> _Directions_
Extract each line containing the string "работы".

Recorded data
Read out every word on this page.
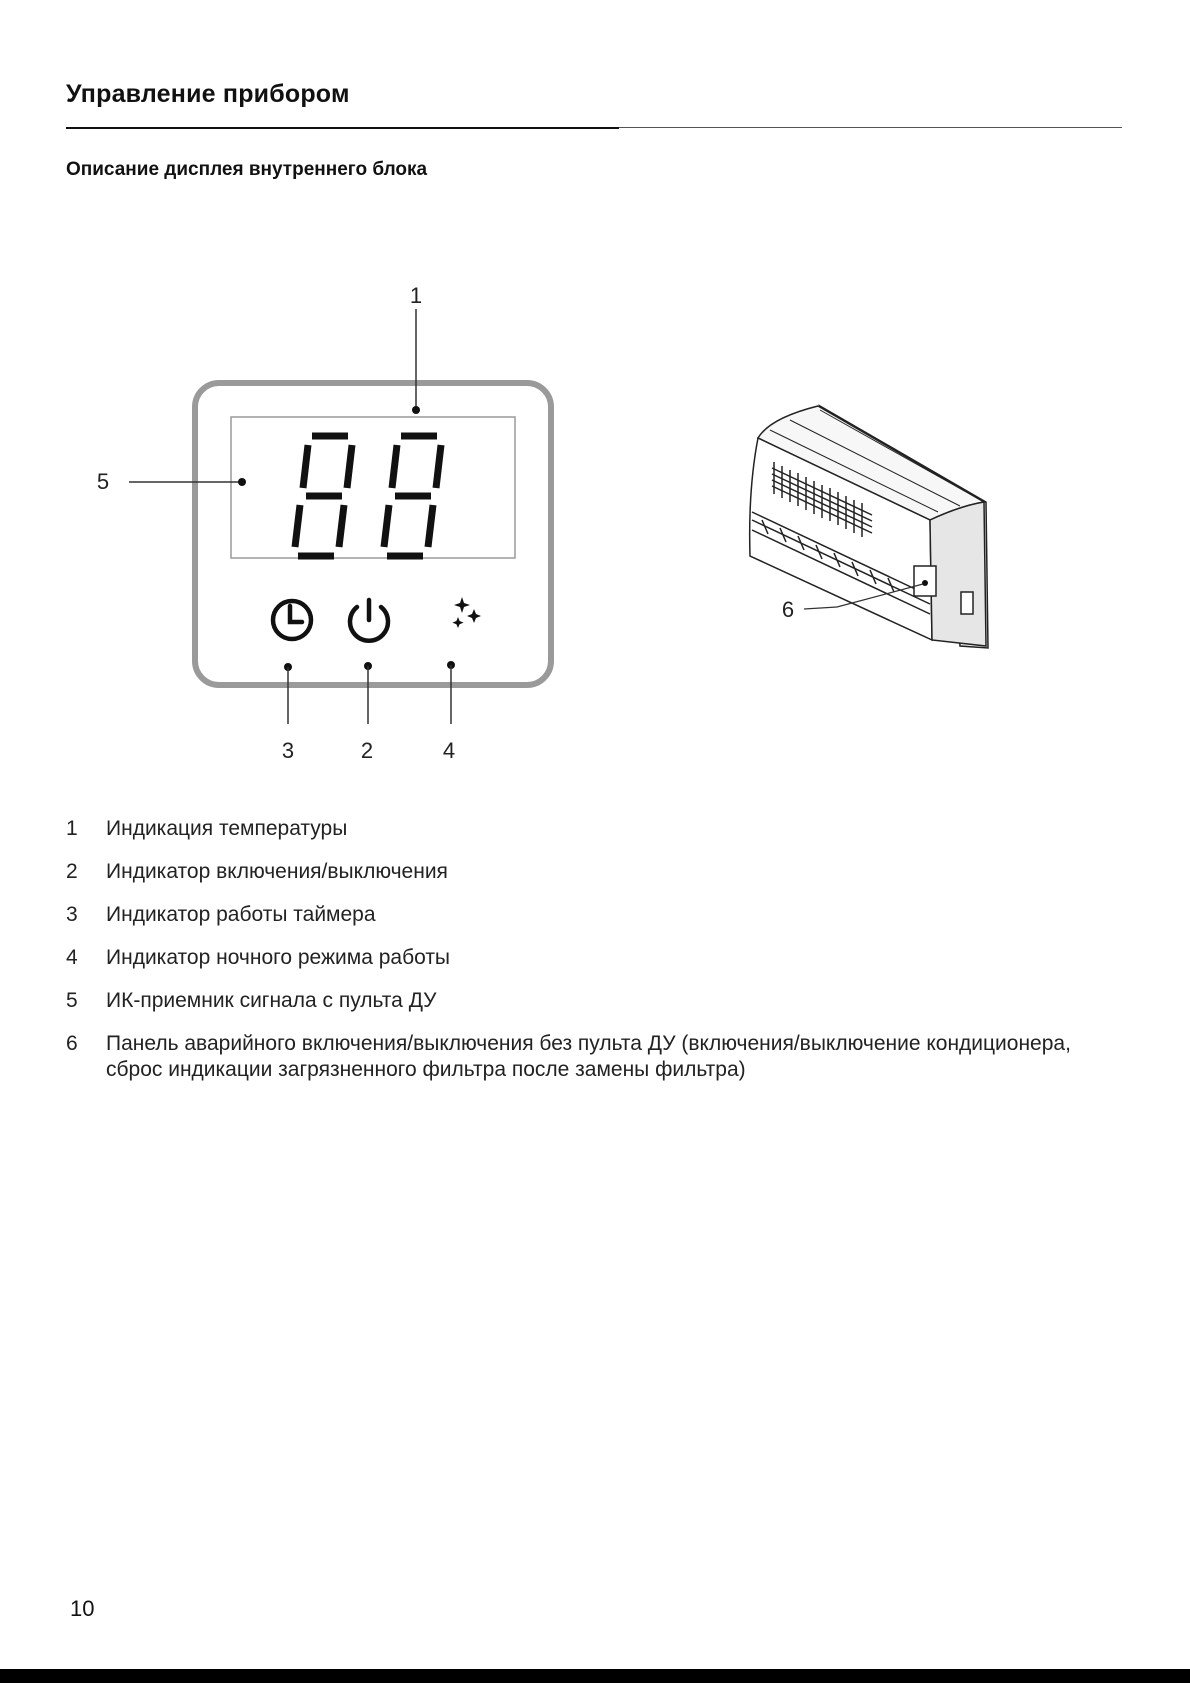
Управление прибором
Описание дисплея внутреннего блока
1
5
3	2	4
6
1	Индикация температуры
2	Индикатор включения/выключения
3	Индикатор работы таймера
4	Индикатор ночного режима работы
5	ИК-приемник сигнала с пульта ДУ
6	Панель аварийного включения/выключения без пульта ДУ (включения/выключение кондиционера, сброс индикации загрязненного фильтра после замены фильтра)
10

> _Solution to the exercise_
3	Индикатор работы таймера
4	Индикатор ночного режима работы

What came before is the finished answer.